## Written problem
Please output every line of the material as it stands, without the pictures.

+++++

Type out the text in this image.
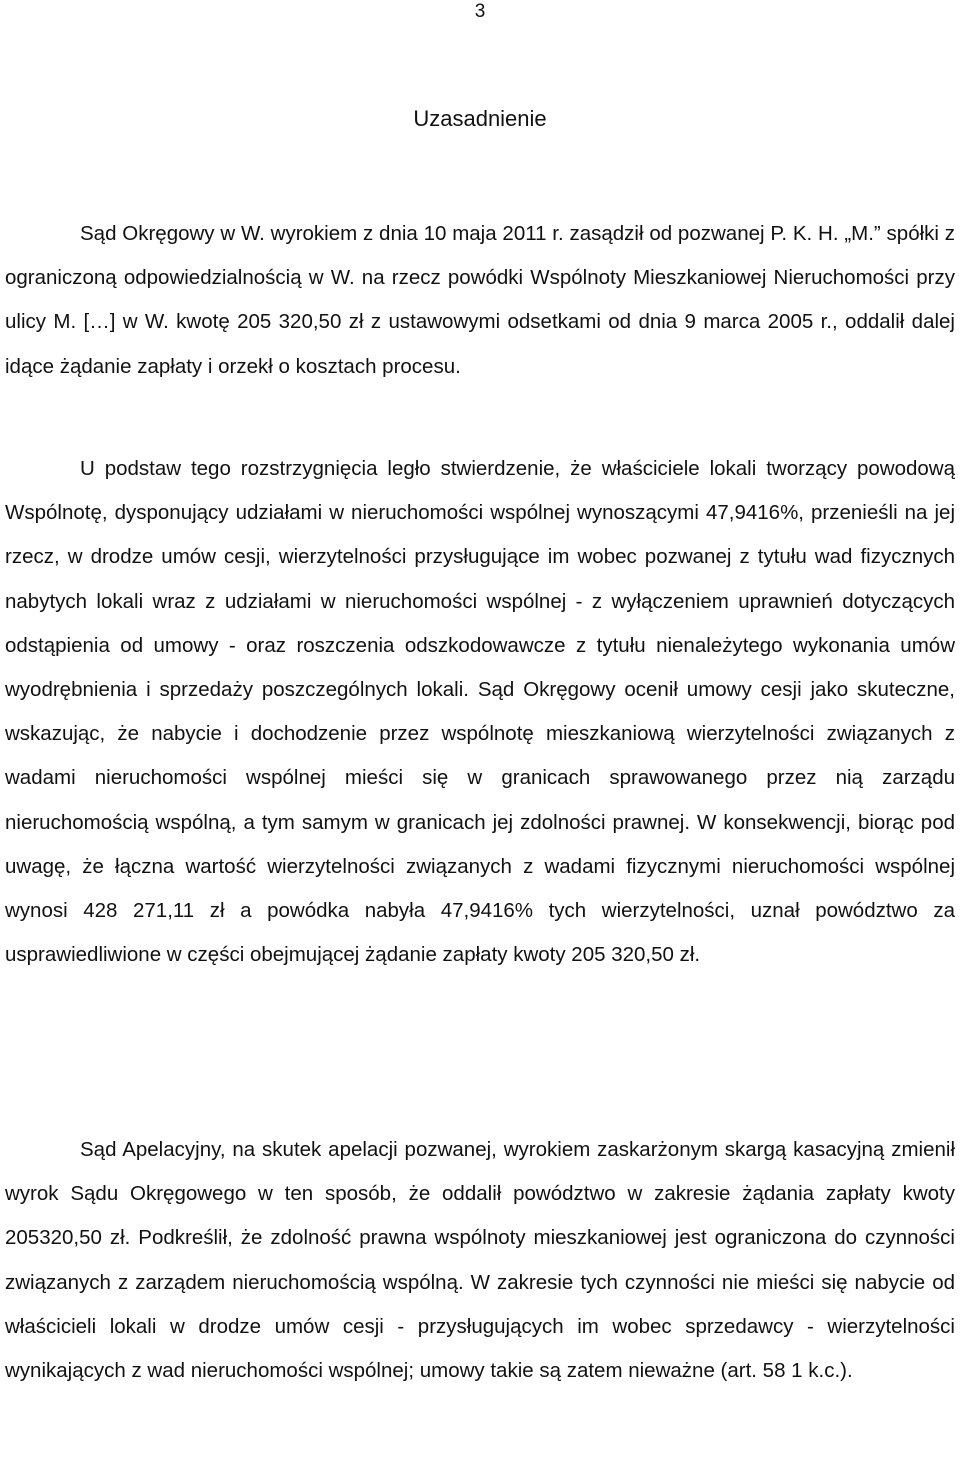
3
Uzasadnienie

Sąd Okręgowy w W. wyrokiem z dnia 10 maja 2011 r. zasądził od pozwanej P. K. H. „M.” spółki z ograniczoną odpowiedzialnością w W. na rzecz powódki Wspólnoty Mieszkaniowej Nieruchomości przy ulicy M. […] w W. kwotę 205 320,50 zł z ustawowymi odsetkami od dnia 9 marca 2005 r., oddalił dalej idące żądanie zapłaty i orzekł o kosztach procesu.

U podstaw tego rozstrzygnięcia legło stwierdzenie, że właściciele lokali tworzący powodową Wspólnotę, dysponujący udziałami w nieruchomości wspólnej wynoszącymi 47,9416%, przenieśli na jej rzecz, w drodze umów cesji, wierzytelności przysługujące im wobec pozwanej z tytułu wad fizycznych nabytych lokali wraz z udziałami w nieruchomości wspólnej - z wyłączeniem uprawnień dotyczących odstąpienia od umowy - oraz roszczenia odszkodowawcze z tytułu nienależytego wykonania umów wyodrębnienia i sprzedaży poszczególnych lokali. Sąd Okręgowy ocenił umowy cesji jako skuteczne, wskazując, że nabycie i dochodzenie przez wspólnotę mieszkaniową wierzytelności związanych z wadami nieruchomości wspólnej mieści się w granicach sprawowanego przez nią zarządu nieruchomością wspólną, a tym samym w granicach jej zdolności prawnej. W konsekwencji, biorąc pod uwagę, że łączna wartość wierzytelności związanych z wadami fizycznymi nieruchomości wspólnej wynosi 428 271,11 zł a powódka nabyła 47,9416% tych wierzytelności, uznał powództwo za usprawiedliwione w części obejmującej żądanie zapłaty kwoty 205 320,50 zł.

Sąd Apelacyjny, na skutek apelacji pozwanej, wyrokiem zaskarżonym skargą kasacyjną zmienił wyrok Sądu Okręgowego w ten sposób, że oddalił powództwo w zakresie żądania zapłaty kwoty 205320,50 zł. Podkreślił, że zdolność prawna wspólnoty mieszkaniowej jest ograniczona do czynności związanych z zarządem nieruchomością wspólną. W zakresie tych czynności nie mieści się nabycie od właścicieli lokali w drodze umów cesji - przysługujących im wobec sprzedawcy - wierzytelności wynikających z wad nieruchomości wspólnej; umowy takie są zatem nieważne (art. 58 1 k.c.).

+++++

## Finished task
Type out the text in this image.
3
Uzasadnienie

Sąd Okręgowy w W. wyrokiem z dnia 10 maja 2011 r. zasądził od pozwanej P. K. H. „M.” spółki z ograniczoną odpowiedzialnością w W. na rzecz powódki Wspólnoty Mieszkaniowej Nieruchomości przy ulicy M. […] w W. kwotę 205 320,50 zł z ustawowymi odsetkami od dnia 9 marca 2005 r., oddalił dalej idące żądanie zapłaty i orzekł o kosztach procesu.

U podstaw tego rozstrzygnięcia legło stwierdzenie, że właściciele lokali tworzący powodową Wspólnotę, dysponujący udziałami w nieruchomości wspólnej wynoszącymi 47,9416%, przenieśli na jej rzecz, w drodze umów cesji, wierzytelności przysługujące im wobec pozwanej z tytułu wad fizycznych nabytych lokali wraz z udziałami w nieruchomości wspólnej - z wyłączeniem uprawnień dotyczących odstąpienia od umowy - oraz roszczenia odszkodowawcze z tytułu nienależytego wykonania umów wyodrębnienia i sprzedaży poszczególnych lokali. Sąd Okręgowy ocenił umowy cesji jako skuteczne, wskazując, że nabycie i dochodzenie przez wspólnotę mieszkaniową wierzytelności związanych z wadami nieruchomości wspólnej mieści się w granicach sprawowanego przez nią zarządu nieruchomością wspólną, a tym samym w granicach jej zdolności prawnej. W konsekwencji, biorąc pod uwagę, że łączna wartość wierzytelności związanych z wadami fizycznymi nieruchomości wspólnej wynosi 428 271,11 zł a powódka nabyła 47,9416% tych wierzytelności, uznał powództwo za usprawiedliwione w części obejmującej żądanie zapłaty kwoty 205 320,50 zł.

Sąd Apelacyjny, na skutek apelacji pozwanej, wyrokiem zaskarżonym skargą kasacyjną zmienił wyrok Sądu Okręgowego w ten sposób, że oddalił powództwo w zakresie żądania zapłaty kwoty 205320,50 zł. Podkreślił, że zdolność prawna wspólnoty mieszkaniowej jest ograniczona do czynności związanych z zarządem nieruchomością wspólną. W zakresie tych czynności nie mieści się nabycie od właścicieli lokali w drodze umów cesji - przysługujących im wobec sprzedawcy - wierzytelności wynikających z wad nieruchomości wspólnej; umowy takie są zatem nieważne (art. 58 1 k.c.).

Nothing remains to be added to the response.